* [EXERCISE]
Locate the word "into" in the entries below, then gather every line that holds it.

-------- DATASET RECORDS --------

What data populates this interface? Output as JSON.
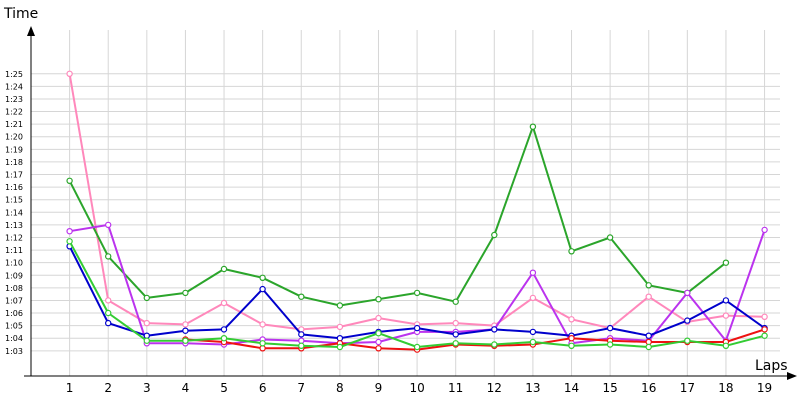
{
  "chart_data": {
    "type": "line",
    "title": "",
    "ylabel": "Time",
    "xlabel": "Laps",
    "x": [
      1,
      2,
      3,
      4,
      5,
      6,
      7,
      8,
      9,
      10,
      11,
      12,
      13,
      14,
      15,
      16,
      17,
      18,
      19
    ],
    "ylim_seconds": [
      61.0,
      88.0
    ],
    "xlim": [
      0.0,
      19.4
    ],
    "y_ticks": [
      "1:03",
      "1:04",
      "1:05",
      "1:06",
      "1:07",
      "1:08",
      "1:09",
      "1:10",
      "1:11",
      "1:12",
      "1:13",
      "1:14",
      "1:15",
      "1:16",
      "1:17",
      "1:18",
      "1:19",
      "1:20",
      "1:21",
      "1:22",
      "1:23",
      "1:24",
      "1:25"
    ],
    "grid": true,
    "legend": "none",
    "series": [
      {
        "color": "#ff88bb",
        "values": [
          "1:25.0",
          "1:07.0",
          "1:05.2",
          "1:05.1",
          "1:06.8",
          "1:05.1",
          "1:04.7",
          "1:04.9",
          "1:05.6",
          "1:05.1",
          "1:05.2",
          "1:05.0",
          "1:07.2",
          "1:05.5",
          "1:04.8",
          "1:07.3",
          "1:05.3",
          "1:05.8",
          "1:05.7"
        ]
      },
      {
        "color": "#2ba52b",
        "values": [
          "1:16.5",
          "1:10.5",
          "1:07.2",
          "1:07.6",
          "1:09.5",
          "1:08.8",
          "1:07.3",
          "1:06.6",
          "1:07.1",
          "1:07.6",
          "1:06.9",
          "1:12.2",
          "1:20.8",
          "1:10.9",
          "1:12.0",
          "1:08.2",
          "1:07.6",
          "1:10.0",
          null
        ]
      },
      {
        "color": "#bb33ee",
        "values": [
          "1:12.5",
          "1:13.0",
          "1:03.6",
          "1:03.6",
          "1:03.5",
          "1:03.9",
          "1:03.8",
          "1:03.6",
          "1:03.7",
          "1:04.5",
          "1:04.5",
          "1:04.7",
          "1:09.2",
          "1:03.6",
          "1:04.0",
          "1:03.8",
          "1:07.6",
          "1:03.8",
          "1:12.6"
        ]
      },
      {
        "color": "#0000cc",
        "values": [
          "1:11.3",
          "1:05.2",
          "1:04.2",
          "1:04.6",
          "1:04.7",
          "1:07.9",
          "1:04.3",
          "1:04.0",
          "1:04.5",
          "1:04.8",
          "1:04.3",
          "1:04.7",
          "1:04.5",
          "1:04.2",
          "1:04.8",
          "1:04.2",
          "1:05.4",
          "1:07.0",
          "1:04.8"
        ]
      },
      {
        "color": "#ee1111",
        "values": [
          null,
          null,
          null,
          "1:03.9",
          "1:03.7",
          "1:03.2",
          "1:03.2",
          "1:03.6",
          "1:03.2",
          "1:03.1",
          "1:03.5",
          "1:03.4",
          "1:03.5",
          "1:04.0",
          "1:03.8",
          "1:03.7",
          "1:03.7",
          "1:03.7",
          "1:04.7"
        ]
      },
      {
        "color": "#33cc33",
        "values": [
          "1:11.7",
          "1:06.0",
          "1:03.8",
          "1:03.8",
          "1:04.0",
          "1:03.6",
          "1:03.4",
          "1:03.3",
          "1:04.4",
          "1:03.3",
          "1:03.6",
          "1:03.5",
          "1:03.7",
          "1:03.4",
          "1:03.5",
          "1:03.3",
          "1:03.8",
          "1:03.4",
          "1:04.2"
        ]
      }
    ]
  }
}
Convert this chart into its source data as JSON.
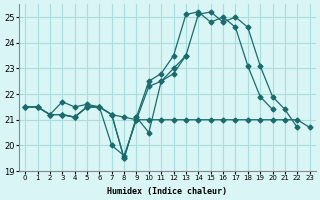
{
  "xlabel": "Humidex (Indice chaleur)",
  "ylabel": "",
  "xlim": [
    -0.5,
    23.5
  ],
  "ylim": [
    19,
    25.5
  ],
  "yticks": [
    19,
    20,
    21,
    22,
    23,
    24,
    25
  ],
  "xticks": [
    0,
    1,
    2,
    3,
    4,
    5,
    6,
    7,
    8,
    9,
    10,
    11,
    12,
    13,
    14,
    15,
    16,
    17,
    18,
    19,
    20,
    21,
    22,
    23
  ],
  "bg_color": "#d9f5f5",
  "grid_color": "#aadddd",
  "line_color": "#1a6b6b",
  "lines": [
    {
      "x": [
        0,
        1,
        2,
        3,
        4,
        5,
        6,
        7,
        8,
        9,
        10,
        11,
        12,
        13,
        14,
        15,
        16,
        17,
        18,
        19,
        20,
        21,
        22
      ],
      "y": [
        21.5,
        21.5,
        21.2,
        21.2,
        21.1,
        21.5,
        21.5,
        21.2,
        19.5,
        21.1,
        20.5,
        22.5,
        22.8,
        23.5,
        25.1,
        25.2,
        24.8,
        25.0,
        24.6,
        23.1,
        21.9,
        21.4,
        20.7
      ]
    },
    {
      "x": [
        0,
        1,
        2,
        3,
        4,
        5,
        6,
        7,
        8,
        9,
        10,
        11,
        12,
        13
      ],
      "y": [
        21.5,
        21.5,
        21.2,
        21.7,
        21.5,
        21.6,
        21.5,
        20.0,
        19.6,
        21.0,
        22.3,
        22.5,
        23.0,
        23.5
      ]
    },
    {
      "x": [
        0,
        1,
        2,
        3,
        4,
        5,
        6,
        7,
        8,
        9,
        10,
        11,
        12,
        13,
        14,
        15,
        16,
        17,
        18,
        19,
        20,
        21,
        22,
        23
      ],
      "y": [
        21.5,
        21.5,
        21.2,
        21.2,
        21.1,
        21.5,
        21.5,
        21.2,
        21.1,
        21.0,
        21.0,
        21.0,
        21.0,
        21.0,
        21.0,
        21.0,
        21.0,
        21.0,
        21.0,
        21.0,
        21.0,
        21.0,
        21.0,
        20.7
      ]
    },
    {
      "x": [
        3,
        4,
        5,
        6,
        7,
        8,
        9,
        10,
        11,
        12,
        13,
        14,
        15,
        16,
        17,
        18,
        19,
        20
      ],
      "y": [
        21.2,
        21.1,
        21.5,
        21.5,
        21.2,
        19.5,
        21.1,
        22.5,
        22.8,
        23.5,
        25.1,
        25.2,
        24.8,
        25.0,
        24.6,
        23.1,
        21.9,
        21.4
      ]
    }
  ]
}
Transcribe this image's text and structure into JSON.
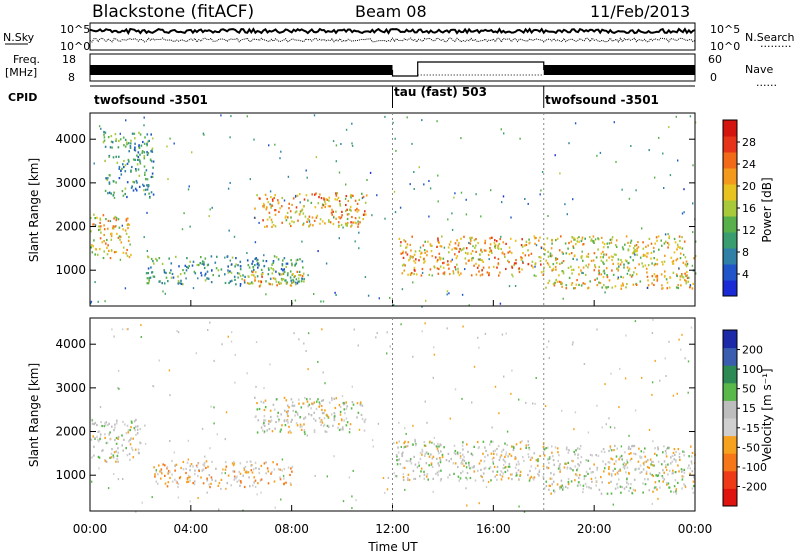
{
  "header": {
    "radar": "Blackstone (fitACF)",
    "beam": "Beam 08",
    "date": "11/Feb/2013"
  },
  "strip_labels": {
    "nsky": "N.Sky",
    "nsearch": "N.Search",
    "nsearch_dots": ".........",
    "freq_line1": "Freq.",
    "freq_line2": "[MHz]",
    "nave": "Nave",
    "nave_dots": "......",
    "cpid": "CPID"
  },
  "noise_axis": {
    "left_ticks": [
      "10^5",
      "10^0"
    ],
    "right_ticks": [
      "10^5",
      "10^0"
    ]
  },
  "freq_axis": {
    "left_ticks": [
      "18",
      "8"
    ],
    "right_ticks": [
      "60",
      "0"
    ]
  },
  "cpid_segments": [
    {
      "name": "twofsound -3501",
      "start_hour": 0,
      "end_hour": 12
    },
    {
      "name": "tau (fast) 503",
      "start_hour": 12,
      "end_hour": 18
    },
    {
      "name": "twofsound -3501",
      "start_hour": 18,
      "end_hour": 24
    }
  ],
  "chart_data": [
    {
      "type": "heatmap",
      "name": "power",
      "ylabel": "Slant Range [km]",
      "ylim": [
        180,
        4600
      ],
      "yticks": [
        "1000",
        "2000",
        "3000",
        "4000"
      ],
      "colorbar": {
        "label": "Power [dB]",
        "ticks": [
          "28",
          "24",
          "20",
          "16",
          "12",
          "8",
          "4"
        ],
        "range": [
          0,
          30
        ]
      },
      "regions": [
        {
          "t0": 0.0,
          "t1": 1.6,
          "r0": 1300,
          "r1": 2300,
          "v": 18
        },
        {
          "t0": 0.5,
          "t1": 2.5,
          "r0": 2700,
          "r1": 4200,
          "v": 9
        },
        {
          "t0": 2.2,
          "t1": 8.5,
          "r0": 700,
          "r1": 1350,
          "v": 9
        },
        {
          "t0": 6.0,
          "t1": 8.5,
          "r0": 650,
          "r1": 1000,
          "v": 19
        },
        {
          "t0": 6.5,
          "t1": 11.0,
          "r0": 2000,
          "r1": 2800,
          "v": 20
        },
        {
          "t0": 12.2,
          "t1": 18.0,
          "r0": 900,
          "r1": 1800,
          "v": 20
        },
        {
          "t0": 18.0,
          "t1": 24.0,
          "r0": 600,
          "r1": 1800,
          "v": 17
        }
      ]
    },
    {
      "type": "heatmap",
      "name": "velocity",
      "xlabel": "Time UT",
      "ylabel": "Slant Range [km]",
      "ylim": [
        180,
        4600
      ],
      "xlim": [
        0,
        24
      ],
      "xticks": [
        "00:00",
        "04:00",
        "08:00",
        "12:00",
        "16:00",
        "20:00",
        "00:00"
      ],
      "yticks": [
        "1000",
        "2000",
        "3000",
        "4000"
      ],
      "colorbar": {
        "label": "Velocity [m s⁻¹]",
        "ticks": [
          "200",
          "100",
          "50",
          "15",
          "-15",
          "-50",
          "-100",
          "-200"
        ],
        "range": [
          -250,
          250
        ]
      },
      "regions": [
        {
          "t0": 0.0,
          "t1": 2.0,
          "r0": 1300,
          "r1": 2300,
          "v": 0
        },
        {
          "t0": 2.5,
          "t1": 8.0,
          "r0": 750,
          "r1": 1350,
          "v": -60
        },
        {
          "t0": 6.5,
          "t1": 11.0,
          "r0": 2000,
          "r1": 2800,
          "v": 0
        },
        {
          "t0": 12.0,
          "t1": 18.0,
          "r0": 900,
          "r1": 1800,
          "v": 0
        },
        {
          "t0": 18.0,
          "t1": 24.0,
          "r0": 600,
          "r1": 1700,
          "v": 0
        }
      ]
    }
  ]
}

--------

* [WORKED SOLUTION]
Convert this chart into its source data as JSON.
Transcribe this image's text and structure into JSON.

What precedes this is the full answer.